* START SUPPLIED RECORDS *

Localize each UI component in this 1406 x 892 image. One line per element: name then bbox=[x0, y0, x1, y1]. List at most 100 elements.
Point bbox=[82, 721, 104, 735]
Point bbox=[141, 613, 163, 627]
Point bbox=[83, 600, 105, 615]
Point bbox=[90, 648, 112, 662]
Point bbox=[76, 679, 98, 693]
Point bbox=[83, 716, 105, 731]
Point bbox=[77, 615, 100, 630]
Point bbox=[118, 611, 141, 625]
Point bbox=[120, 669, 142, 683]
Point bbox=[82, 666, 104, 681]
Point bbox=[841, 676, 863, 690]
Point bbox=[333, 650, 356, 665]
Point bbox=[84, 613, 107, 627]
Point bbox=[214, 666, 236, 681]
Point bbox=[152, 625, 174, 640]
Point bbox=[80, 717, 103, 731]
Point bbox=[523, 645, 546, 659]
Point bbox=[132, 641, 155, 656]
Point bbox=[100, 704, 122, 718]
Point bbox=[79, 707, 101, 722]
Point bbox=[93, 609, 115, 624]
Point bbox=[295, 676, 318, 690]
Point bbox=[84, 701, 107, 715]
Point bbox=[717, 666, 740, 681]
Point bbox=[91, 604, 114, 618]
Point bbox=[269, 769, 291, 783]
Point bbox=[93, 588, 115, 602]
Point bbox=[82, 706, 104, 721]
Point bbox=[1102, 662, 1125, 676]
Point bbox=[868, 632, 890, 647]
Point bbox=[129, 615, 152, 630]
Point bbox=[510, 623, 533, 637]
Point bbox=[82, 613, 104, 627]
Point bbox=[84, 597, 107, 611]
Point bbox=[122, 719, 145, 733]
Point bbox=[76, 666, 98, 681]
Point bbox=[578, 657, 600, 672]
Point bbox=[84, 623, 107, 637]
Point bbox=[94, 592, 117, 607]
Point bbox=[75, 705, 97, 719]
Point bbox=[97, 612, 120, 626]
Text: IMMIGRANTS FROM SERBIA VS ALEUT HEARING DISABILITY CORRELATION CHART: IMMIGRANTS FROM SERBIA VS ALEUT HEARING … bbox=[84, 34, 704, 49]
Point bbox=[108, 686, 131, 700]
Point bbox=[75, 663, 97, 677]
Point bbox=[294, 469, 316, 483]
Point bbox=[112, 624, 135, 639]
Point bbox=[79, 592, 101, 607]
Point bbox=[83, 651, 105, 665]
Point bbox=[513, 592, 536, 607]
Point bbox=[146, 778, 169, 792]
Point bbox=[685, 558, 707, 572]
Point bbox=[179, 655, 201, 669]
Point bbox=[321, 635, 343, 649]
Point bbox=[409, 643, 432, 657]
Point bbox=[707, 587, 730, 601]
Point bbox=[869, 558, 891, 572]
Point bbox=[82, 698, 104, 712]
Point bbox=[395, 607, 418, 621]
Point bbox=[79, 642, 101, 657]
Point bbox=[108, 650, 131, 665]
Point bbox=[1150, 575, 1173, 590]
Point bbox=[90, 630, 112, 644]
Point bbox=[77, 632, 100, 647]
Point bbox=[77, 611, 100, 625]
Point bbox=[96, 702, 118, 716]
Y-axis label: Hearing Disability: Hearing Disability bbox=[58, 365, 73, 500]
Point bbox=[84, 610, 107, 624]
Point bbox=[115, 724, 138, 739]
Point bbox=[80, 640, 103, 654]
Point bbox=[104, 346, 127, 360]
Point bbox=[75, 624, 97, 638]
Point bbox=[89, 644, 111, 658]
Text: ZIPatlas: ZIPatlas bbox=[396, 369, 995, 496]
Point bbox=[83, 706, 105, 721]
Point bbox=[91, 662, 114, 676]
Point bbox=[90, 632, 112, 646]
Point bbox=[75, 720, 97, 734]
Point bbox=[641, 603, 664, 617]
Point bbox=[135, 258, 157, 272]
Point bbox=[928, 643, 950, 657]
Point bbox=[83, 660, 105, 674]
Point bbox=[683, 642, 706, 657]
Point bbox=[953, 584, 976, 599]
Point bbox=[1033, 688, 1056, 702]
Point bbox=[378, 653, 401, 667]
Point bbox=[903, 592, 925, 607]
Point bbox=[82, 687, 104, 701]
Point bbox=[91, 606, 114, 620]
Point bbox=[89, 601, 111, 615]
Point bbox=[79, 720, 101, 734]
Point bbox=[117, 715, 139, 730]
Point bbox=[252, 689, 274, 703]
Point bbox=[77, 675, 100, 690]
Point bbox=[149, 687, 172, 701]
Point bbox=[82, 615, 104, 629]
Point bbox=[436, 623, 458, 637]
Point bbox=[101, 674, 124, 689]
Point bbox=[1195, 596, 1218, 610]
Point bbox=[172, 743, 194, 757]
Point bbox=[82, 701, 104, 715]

* END SUPPLIED RECORDS *

Copy out all the records again, substituting "Marker" for every "Point" and keeping everything else the same.

Localize each UI component in this 1406 x 892 image. One line per element: name then bbox=[x0, y0, x1, y1]. List at most 100 elements.
Marker bbox=[82, 721, 104, 735]
Marker bbox=[141, 613, 163, 627]
Marker bbox=[83, 600, 105, 615]
Marker bbox=[90, 648, 112, 662]
Marker bbox=[76, 679, 98, 693]
Marker bbox=[83, 716, 105, 731]
Marker bbox=[77, 615, 100, 630]
Marker bbox=[118, 611, 141, 625]
Marker bbox=[120, 669, 142, 683]
Marker bbox=[82, 666, 104, 681]
Marker bbox=[841, 676, 863, 690]
Marker bbox=[333, 650, 356, 665]
Marker bbox=[84, 613, 107, 627]
Marker bbox=[214, 666, 236, 681]
Marker bbox=[152, 625, 174, 640]
Marker bbox=[80, 717, 103, 731]
Marker bbox=[523, 645, 546, 659]
Marker bbox=[132, 641, 155, 656]
Marker bbox=[100, 704, 122, 718]
Marker bbox=[79, 707, 101, 722]
Marker bbox=[93, 609, 115, 624]
Marker bbox=[295, 676, 318, 690]
Marker bbox=[84, 701, 107, 715]
Marker bbox=[717, 666, 740, 681]
Marker bbox=[91, 604, 114, 618]
Marker bbox=[269, 769, 291, 783]
Marker bbox=[93, 588, 115, 602]
Marker bbox=[82, 706, 104, 721]
Marker bbox=[1102, 662, 1125, 676]
Marker bbox=[868, 632, 890, 647]
Marker bbox=[129, 615, 152, 630]
Marker bbox=[510, 623, 533, 637]
Marker bbox=[82, 613, 104, 627]
Marker bbox=[84, 597, 107, 611]
Marker bbox=[122, 719, 145, 733]
Marker bbox=[76, 666, 98, 681]
Marker bbox=[578, 657, 600, 672]
Marker bbox=[84, 623, 107, 637]
Marker bbox=[94, 592, 117, 607]
Marker bbox=[75, 705, 97, 719]
Marker bbox=[97, 612, 120, 626]
Text: IMMIGRANTS FROM SERBIA VS ALEUT HEARING DISABILITY CORRELATION CHART: IMMIGRANTS FROM SERBIA VS ALEUT HEARING … bbox=[84, 34, 704, 49]
Marker bbox=[108, 686, 131, 700]
Marker bbox=[75, 663, 97, 677]
Marker bbox=[294, 469, 316, 483]
Marker bbox=[112, 624, 135, 639]
Marker bbox=[79, 592, 101, 607]
Marker bbox=[83, 651, 105, 665]
Marker bbox=[513, 592, 536, 607]
Marker bbox=[146, 778, 169, 792]
Marker bbox=[685, 558, 707, 572]
Marker bbox=[179, 655, 201, 669]
Marker bbox=[321, 635, 343, 649]
Marker bbox=[409, 643, 432, 657]
Marker bbox=[707, 587, 730, 601]
Marker bbox=[869, 558, 891, 572]
Marker bbox=[82, 698, 104, 712]
Marker bbox=[395, 607, 418, 621]
Marker bbox=[79, 642, 101, 657]
Marker bbox=[108, 650, 131, 665]
Marker bbox=[1150, 575, 1173, 590]
Marker bbox=[90, 630, 112, 644]
Marker bbox=[77, 632, 100, 647]
Marker bbox=[77, 611, 100, 625]
Marker bbox=[96, 702, 118, 716]
Y-axis label: Hearing Disability: Hearing Disability bbox=[58, 365, 73, 500]
Marker bbox=[84, 610, 107, 624]
Marker bbox=[115, 724, 138, 739]
Marker bbox=[80, 640, 103, 654]
Marker bbox=[104, 346, 127, 360]
Marker bbox=[75, 624, 97, 638]
Marker bbox=[89, 644, 111, 658]
Text: ZIPatlas: ZIPatlas bbox=[396, 369, 995, 496]
Marker bbox=[83, 706, 105, 721]
Marker bbox=[91, 662, 114, 676]
Marker bbox=[90, 632, 112, 646]
Marker bbox=[75, 720, 97, 734]
Marker bbox=[641, 603, 664, 617]
Marker bbox=[135, 258, 157, 272]
Marker bbox=[928, 643, 950, 657]
Marker bbox=[83, 660, 105, 674]
Marker bbox=[683, 642, 706, 657]
Marker bbox=[953, 584, 976, 599]
Marker bbox=[1033, 688, 1056, 702]
Marker bbox=[378, 653, 401, 667]
Marker bbox=[903, 592, 925, 607]
Marker bbox=[82, 687, 104, 701]
Marker bbox=[91, 606, 114, 620]
Marker bbox=[89, 601, 111, 615]
Marker bbox=[79, 720, 101, 734]
Marker bbox=[117, 715, 139, 730]
Marker bbox=[252, 689, 274, 703]
Marker bbox=[77, 675, 100, 690]
Marker bbox=[149, 687, 172, 701]
Marker bbox=[82, 615, 104, 629]
Marker bbox=[436, 623, 458, 637]
Marker bbox=[101, 674, 124, 689]
Marker bbox=[1195, 596, 1218, 610]
Marker bbox=[172, 743, 194, 757]
Marker bbox=[82, 701, 104, 715]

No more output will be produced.